• [INFORMATION SHOWN]

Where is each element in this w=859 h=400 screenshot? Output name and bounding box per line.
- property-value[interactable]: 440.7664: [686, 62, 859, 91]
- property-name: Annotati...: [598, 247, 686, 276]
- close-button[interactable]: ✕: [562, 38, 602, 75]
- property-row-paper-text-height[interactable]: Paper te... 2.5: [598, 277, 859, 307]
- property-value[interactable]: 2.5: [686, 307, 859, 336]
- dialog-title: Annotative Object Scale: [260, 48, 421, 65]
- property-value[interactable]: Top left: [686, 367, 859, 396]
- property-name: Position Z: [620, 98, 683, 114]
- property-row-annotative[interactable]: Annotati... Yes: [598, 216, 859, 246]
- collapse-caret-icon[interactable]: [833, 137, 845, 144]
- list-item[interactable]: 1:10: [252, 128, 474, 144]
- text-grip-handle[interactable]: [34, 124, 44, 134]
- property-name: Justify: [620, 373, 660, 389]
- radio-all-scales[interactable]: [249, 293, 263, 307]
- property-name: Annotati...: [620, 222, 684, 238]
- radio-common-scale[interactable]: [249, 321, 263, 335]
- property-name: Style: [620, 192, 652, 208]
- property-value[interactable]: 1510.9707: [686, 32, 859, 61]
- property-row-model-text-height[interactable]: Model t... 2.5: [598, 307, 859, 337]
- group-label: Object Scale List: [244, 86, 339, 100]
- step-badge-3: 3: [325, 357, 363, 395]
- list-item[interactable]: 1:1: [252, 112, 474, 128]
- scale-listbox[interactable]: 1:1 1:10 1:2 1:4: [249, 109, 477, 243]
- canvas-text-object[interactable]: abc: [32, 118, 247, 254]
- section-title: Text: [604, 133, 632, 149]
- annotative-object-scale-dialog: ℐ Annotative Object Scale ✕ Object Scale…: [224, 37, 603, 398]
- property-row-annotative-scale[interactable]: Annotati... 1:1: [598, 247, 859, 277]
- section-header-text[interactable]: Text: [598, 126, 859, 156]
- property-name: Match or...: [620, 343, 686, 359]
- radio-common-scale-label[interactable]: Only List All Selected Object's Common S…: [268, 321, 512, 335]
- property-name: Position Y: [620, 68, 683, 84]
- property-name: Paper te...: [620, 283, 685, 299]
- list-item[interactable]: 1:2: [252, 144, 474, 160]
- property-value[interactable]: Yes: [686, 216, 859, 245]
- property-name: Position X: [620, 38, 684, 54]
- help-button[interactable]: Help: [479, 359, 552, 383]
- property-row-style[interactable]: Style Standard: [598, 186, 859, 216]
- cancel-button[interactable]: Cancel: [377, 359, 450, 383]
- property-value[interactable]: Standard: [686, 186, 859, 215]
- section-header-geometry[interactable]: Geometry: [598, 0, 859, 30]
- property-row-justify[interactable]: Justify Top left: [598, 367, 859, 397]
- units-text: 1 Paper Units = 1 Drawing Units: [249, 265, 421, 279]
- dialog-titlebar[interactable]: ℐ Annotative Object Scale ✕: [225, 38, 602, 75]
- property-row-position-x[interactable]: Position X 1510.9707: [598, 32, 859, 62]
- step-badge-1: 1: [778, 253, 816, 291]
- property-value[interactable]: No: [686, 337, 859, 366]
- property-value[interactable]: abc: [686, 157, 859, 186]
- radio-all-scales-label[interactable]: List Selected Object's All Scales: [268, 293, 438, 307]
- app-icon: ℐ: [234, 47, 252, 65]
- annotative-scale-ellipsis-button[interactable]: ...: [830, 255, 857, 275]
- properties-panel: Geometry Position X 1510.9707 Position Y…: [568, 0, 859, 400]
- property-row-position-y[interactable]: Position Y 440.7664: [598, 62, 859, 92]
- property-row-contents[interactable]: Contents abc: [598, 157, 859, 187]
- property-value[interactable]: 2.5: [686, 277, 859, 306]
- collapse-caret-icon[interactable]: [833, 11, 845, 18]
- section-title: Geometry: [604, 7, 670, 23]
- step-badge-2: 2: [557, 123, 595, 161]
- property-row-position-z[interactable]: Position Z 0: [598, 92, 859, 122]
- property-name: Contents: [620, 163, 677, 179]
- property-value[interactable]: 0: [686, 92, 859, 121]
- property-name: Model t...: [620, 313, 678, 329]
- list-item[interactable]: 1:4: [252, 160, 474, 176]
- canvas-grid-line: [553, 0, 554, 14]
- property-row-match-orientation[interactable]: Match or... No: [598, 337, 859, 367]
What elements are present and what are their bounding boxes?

* * *

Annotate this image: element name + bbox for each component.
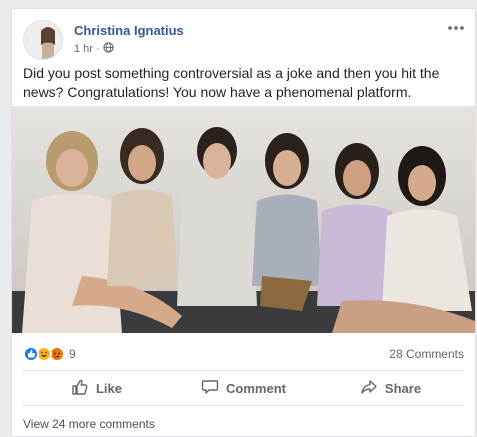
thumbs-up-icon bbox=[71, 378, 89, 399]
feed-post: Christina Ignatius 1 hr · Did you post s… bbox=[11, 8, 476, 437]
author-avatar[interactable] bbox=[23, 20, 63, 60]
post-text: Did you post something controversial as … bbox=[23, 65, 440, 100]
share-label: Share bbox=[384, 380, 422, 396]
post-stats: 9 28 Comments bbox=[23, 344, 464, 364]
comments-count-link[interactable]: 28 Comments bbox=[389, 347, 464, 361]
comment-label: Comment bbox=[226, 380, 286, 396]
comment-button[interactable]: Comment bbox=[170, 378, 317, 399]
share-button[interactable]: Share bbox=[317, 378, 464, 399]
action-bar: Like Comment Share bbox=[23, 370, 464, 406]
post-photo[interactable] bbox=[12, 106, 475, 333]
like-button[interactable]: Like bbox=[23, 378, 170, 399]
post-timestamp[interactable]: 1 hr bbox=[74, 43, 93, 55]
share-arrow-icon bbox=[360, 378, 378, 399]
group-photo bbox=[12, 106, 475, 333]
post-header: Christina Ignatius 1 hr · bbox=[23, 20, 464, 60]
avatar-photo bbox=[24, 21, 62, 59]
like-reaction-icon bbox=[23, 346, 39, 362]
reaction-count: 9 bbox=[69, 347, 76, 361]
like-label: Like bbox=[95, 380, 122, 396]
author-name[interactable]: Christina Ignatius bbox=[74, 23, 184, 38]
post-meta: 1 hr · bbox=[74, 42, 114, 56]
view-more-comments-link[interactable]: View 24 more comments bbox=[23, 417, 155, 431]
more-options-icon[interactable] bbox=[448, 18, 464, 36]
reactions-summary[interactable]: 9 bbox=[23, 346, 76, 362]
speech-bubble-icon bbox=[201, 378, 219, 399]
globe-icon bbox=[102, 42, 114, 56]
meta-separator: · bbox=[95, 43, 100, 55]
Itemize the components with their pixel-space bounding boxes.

• [WHAT IS EXPECTED] Write out the lines of the items verbatim, from the line containing "thumbs-up-icon bbox=[71, 378, 89, 399]" through the line containing "post-meta: 1 hr · bbox=[74, 42, 114, 56]", including both of those lines.

• [EXERCISE OUTPUT]
thumbs-up-icon bbox=[71, 378, 89, 399]
feed-post: Christina Ignatius 1 hr · Did you post s… bbox=[11, 8, 476, 437]
author-avatar[interactable] bbox=[23, 20, 63, 60]
post-text: Did you post something controversial as … bbox=[23, 65, 440, 100]
share-label: Share bbox=[384, 380, 422, 396]
post-stats: 9 28 Comments bbox=[23, 344, 464, 364]
comments-count-link[interactable]: 28 Comments bbox=[389, 347, 464, 361]
comment-label: Comment bbox=[226, 380, 286, 396]
comment-button[interactable]: Comment bbox=[170, 378, 317, 399]
share-button[interactable]: Share bbox=[317, 378, 464, 399]
action-bar: Like Comment Share bbox=[23, 370, 464, 406]
post-photo[interactable] bbox=[12, 106, 475, 333]
like-button[interactable]: Like bbox=[23, 378, 170, 399]
post-timestamp[interactable]: 1 hr bbox=[74, 43, 93, 55]
share-arrow-icon bbox=[360, 378, 378, 399]
group-photo bbox=[12, 106, 475, 333]
post-header: Christina Ignatius 1 hr · bbox=[23, 20, 464, 60]
avatar-photo bbox=[24, 21, 62, 59]
like-reaction-icon bbox=[23, 346, 39, 362]
reaction-count: 9 bbox=[69, 347, 76, 361]
like-label: Like bbox=[95, 380, 122, 396]
author-name[interactable]: Christina Ignatius bbox=[74, 23, 184, 38]
post-meta: 1 hr · bbox=[74, 42, 114, 56]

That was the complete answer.